Stored items:
==============================

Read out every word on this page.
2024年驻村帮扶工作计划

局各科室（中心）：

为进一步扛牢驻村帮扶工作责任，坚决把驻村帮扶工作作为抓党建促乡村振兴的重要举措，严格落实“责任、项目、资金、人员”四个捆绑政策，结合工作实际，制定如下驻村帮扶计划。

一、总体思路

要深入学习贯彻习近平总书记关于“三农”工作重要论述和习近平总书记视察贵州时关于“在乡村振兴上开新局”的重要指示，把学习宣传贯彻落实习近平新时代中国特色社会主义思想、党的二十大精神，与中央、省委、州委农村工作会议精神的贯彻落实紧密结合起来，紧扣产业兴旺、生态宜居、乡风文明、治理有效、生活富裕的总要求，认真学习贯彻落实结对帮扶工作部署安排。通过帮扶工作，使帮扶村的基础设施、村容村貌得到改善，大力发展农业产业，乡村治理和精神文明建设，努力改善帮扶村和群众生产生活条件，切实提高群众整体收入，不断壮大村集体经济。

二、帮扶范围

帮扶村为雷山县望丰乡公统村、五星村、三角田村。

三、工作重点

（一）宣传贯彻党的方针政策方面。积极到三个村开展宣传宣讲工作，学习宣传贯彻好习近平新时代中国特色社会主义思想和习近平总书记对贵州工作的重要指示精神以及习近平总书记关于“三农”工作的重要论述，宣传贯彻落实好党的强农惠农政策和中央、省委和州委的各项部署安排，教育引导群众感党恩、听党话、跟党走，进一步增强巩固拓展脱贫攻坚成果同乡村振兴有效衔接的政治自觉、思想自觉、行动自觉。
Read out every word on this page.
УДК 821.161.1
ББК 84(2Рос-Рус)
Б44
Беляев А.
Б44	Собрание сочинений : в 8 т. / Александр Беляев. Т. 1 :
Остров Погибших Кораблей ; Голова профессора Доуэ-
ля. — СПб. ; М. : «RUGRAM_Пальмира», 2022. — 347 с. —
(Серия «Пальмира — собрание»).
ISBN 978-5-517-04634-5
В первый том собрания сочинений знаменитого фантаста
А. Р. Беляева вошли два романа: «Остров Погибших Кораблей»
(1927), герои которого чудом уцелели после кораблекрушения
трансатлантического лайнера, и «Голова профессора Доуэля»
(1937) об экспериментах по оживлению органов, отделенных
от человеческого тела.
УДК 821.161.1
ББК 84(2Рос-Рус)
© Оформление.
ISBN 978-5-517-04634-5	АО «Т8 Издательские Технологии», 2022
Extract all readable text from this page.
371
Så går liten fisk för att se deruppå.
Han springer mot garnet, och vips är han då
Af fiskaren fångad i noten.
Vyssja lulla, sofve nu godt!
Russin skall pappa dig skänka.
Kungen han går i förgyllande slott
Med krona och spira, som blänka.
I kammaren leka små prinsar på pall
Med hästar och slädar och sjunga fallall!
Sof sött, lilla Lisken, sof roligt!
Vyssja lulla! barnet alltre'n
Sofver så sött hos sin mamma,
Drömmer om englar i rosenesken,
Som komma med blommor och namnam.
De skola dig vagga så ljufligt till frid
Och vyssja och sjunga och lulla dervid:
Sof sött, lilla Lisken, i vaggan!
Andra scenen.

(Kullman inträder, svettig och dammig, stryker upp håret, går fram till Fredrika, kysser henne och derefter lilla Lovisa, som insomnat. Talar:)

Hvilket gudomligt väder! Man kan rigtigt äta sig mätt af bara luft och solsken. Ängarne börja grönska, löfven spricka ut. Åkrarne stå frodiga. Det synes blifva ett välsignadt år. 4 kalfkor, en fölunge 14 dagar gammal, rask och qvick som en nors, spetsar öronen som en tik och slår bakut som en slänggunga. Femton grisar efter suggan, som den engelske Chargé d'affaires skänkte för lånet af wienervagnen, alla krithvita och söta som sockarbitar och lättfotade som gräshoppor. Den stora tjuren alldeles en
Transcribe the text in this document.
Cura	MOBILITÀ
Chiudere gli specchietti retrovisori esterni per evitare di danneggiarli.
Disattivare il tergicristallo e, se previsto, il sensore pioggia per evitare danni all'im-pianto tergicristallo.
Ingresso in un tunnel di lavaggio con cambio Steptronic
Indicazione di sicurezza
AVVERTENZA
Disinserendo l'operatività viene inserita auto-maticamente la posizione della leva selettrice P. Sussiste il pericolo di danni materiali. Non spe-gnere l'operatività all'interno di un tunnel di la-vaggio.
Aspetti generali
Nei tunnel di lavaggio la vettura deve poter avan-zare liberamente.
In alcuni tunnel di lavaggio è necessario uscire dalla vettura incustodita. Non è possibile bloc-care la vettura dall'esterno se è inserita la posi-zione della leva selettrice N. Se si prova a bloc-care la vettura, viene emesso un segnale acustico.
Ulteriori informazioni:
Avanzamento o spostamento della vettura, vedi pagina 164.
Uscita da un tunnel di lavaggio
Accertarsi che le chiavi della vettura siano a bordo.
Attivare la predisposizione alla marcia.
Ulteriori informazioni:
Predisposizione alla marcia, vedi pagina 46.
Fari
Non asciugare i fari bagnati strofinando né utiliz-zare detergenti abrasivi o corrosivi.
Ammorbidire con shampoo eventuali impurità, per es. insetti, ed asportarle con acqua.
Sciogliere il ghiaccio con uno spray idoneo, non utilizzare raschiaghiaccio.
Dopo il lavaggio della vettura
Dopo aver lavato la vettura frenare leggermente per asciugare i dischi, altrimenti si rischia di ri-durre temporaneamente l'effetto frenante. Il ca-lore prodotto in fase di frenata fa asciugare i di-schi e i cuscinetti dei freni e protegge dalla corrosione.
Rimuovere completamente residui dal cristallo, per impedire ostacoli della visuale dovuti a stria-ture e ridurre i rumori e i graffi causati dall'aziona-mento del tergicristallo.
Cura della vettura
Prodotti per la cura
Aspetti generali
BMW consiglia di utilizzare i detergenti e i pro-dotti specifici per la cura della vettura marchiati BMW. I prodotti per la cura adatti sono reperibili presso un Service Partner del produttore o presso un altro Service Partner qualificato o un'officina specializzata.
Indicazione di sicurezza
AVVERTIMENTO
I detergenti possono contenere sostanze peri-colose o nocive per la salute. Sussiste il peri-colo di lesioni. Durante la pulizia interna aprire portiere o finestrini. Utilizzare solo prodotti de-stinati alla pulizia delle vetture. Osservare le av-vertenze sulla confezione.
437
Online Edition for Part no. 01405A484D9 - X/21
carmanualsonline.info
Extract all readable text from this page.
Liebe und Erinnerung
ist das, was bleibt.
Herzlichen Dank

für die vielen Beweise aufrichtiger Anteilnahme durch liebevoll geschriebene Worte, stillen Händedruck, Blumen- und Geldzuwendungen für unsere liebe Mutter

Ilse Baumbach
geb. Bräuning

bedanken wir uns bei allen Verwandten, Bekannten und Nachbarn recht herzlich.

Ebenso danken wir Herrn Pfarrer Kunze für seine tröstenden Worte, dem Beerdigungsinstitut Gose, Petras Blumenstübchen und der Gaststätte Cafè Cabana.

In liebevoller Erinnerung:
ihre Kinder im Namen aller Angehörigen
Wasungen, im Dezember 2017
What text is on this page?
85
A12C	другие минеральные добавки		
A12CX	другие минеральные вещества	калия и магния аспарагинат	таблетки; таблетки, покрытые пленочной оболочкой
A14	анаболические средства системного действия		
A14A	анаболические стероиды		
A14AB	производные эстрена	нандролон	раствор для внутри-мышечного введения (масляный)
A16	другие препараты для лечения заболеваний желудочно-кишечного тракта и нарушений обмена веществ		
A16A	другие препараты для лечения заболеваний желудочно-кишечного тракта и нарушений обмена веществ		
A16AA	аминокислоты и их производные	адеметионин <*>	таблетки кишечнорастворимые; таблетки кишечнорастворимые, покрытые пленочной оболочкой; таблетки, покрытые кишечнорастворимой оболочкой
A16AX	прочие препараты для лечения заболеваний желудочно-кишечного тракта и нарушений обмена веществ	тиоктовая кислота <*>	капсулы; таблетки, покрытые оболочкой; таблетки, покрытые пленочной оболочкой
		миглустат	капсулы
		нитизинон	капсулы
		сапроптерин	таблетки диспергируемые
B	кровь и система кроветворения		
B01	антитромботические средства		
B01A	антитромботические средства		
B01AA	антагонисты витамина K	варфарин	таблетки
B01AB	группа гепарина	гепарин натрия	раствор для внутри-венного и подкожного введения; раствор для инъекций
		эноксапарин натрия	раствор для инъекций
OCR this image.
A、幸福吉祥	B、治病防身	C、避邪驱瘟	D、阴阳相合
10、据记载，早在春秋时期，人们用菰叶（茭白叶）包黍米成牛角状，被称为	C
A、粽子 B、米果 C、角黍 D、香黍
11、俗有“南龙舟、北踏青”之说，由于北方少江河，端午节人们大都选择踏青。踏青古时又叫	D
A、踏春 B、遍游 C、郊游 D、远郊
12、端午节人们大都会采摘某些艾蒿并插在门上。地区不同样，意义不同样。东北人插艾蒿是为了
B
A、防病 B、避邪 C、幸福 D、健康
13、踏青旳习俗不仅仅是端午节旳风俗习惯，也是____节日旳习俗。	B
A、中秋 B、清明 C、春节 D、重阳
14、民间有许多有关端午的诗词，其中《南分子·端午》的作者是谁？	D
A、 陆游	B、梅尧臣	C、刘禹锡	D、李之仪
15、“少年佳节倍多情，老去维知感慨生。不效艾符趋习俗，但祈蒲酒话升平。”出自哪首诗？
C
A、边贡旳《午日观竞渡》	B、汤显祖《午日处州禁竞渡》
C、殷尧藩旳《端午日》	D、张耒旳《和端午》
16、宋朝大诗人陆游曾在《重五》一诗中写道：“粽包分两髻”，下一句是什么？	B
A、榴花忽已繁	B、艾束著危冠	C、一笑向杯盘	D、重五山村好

==============================

**Your task:**
Pull out every line in the material above where "препараты" occurs.

**Exercise answer:**
A16	другие препараты для лечения заболеваний желудочно-кишечного тракта и нарушений обмена веществ		
A16A	другие препараты для лечения заболеваний желудочно-кишечного тракта и нарушений обмена веществ		
A16AX	прочие препараты для лечения заболеваний желудочно-кишечного тракта и нарушений обмена веществ	тиоктовая кислота <*>	капсулы; таблетки, покрытые оболочкой; таблетки, покрытые пленочной оболочкой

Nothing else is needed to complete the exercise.